▸ **Exercise objective**
Give back only the lines from the one with "Read out every word on this page." through the last line of the data, exactly as they appear.

Data records
▼
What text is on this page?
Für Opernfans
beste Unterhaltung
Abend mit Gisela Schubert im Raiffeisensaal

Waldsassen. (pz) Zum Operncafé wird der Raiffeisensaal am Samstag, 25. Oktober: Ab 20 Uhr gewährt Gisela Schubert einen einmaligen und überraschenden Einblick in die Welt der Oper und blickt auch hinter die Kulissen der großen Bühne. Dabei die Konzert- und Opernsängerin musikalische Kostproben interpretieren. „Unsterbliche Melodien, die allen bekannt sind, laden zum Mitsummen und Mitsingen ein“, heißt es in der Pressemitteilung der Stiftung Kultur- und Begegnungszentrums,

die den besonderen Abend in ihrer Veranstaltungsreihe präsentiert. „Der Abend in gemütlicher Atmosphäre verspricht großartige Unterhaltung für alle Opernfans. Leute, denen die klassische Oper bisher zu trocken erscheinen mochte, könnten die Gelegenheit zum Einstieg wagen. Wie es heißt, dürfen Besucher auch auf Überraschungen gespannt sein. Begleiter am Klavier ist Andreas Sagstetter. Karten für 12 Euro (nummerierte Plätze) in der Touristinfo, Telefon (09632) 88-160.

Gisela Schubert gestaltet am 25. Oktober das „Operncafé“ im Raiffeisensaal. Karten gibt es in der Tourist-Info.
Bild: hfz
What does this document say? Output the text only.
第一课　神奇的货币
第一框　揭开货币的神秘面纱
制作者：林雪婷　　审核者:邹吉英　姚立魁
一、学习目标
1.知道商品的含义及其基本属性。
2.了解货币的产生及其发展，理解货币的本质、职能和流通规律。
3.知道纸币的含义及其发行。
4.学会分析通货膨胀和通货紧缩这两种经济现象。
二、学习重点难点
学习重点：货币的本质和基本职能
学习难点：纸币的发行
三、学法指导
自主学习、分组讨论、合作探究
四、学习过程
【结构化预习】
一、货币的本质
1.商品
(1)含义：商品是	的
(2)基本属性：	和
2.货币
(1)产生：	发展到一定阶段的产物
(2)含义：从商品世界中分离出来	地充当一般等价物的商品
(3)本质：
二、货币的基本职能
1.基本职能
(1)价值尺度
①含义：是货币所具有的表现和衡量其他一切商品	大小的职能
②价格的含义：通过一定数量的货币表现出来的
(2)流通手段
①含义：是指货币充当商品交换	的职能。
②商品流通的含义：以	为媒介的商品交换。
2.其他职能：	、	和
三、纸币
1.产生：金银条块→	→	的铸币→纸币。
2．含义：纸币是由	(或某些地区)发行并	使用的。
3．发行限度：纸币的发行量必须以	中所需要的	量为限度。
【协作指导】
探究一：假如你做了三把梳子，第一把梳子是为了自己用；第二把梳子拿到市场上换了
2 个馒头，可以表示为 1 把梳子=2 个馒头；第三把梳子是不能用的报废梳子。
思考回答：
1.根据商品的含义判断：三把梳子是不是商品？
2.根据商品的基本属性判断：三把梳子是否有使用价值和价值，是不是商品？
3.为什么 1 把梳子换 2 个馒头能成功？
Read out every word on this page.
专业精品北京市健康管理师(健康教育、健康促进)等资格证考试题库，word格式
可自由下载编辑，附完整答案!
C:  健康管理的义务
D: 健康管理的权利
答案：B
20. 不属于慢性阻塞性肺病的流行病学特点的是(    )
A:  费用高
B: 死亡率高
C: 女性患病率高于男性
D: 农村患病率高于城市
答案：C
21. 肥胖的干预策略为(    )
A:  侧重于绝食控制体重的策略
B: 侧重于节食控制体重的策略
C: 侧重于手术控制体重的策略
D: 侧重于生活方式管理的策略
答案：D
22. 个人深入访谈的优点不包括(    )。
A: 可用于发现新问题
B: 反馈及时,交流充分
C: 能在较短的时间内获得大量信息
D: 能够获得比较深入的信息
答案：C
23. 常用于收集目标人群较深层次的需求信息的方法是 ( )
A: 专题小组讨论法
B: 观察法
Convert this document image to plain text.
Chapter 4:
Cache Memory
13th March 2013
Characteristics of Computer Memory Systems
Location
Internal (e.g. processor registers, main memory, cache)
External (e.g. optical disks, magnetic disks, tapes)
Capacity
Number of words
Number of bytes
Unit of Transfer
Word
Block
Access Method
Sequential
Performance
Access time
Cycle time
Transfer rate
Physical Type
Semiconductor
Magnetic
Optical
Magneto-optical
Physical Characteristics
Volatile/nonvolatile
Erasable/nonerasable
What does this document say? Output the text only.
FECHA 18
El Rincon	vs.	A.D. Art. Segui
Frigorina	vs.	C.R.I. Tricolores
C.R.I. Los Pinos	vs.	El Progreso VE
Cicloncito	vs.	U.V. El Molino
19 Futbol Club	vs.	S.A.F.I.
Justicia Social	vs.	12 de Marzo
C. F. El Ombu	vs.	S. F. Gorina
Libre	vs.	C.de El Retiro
▲
▸ **Exercise output**
Read out every word on this page.
专业精品北京市健康管理师(健康教育、健康促进)等资格证考试题库，word格式
可自由下载编辑，附完整答案!
C:  健康管理的义务
D: 健康管理的权利
答案：B
20. 不属于慢性阻塞性肺病的流行病学特点的是(    )
A:  费用高
B: 死亡率高
C: 女性患病率高于男性
D: 农村患病率高于城市
答案：C
21. 肥胖的干预策略为(    )
A:  侧重于绝食控制体重的策略
B: 侧重于节食控制体重的策略
C: 侧重于手术控制体重的策略
D: 侧重于生活方式管理的策略
答案：D
22. 个人深入访谈的优点不包括(    )。
A: 可用于发现新问题
B: 反馈及时,交流充分
C: 能在较短的时间内获得大量信息
D: 能够获得比较深入的信息
答案：C
23. 常用于收集目标人群较深层次的需求信息的方法是 ( )
A: 专题小组讨论法
B: 观察法
Convert this document image to plain text.
Chapter 4:
Cache Memory
13th March 2013
Characteristics of Computer Memory Systems
Location
Internal (e.g. processor registers, main memory, cache)
External (e.g. optical disks, magnetic disks, tapes)
Capacity
Number of words
Number of bytes
Unit of Transfer
Word
Block
Access Method
Sequential
Performance
Access time
Cycle time
Transfer rate
Physical Type
Semiconductor
Magnetic
Optical
Magneto-optical
Physical Characteristics
Volatile/nonvolatile
Erasable/nonerasable
What does this document say? Output the text only.
FECHA 18
El Rincon	vs.	A.D. Art. Segui
Frigorina	vs.	C.R.I. Tricolores
C.R.I. Los Pinos	vs.	El Progreso VE
Cicloncito	vs.	U.V. El Molino
19 Futbol Club	vs.	S.A.F.I.
Justicia Social	vs.	12 de Marzo
C. F. El Ombu	vs.	S. F. Gorina
Libre	vs.	C.de El Retiro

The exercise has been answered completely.